* Begin SUPPLIED DATA *
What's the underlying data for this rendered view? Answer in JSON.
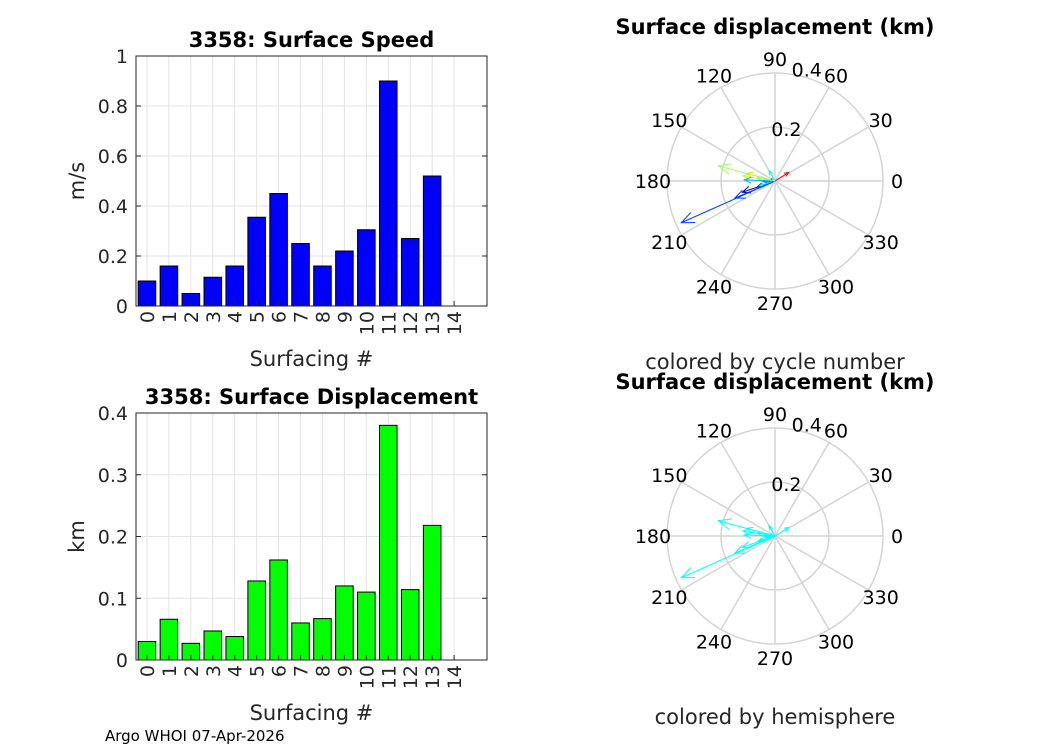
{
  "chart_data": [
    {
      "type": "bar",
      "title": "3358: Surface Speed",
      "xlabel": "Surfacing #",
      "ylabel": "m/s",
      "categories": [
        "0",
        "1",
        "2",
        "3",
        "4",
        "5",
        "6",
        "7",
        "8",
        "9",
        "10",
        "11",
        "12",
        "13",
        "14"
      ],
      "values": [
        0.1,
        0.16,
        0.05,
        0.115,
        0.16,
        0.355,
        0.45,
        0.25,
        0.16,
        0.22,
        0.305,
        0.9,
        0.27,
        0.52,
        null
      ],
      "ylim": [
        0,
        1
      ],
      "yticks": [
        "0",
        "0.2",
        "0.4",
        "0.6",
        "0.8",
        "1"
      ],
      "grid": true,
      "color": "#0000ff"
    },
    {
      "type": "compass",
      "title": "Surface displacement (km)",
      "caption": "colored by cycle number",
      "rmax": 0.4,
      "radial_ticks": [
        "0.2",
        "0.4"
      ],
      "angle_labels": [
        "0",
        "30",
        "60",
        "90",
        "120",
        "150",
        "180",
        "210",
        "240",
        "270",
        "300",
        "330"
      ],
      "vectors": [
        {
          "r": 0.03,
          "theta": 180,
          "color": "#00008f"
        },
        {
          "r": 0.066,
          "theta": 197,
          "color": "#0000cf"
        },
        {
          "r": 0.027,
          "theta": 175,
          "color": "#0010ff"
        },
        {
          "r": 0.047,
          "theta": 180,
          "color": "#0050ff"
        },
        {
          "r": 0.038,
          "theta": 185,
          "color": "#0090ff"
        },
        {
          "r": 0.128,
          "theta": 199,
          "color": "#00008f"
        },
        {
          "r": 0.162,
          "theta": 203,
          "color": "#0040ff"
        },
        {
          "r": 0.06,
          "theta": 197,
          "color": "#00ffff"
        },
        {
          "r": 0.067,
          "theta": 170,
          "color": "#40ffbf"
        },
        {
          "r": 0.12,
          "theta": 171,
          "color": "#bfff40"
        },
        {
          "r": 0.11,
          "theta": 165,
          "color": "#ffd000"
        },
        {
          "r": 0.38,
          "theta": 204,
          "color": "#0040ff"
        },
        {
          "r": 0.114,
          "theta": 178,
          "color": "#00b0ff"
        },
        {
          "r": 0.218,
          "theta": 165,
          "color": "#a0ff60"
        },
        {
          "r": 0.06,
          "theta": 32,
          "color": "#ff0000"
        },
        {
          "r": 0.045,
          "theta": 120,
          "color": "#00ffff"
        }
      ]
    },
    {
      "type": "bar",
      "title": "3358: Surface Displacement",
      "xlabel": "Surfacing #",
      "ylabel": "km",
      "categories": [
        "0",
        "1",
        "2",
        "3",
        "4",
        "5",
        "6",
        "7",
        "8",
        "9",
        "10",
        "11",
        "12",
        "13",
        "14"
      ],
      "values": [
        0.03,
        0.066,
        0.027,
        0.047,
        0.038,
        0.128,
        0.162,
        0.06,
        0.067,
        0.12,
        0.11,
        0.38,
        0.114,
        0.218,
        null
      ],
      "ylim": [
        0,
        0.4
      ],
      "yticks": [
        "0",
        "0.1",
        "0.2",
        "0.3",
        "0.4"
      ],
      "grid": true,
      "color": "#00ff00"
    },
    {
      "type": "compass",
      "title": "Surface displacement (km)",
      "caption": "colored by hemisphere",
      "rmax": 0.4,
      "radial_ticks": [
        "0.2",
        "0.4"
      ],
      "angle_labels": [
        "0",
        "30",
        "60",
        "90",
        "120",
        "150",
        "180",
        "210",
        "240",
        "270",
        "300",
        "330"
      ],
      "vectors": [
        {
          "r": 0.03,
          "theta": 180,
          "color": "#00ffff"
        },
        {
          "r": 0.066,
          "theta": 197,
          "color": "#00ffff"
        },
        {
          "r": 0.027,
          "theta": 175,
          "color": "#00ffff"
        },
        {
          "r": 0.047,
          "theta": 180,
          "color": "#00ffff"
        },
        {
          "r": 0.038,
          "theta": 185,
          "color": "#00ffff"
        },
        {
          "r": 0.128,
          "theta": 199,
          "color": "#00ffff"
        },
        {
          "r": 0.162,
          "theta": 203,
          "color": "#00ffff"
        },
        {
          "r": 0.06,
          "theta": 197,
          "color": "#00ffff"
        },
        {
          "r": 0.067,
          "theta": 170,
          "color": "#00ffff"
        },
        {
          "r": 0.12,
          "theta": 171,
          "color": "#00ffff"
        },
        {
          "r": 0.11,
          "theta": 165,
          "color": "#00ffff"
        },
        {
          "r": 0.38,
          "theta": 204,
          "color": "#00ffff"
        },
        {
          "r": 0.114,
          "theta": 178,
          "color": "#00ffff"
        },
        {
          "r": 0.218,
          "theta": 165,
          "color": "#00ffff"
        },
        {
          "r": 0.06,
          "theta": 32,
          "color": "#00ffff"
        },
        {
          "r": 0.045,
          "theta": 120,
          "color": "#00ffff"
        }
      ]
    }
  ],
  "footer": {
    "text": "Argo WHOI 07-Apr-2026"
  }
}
* End SUPPLIED DATA *
- [WHAT IS REQUIRED]:
Where a line in the entries holds the word "caption", copy that line.

- [WRITTEN ANSWER]:
      "caption": "colored by cycle number",
      "caption": "colored by hemisphere",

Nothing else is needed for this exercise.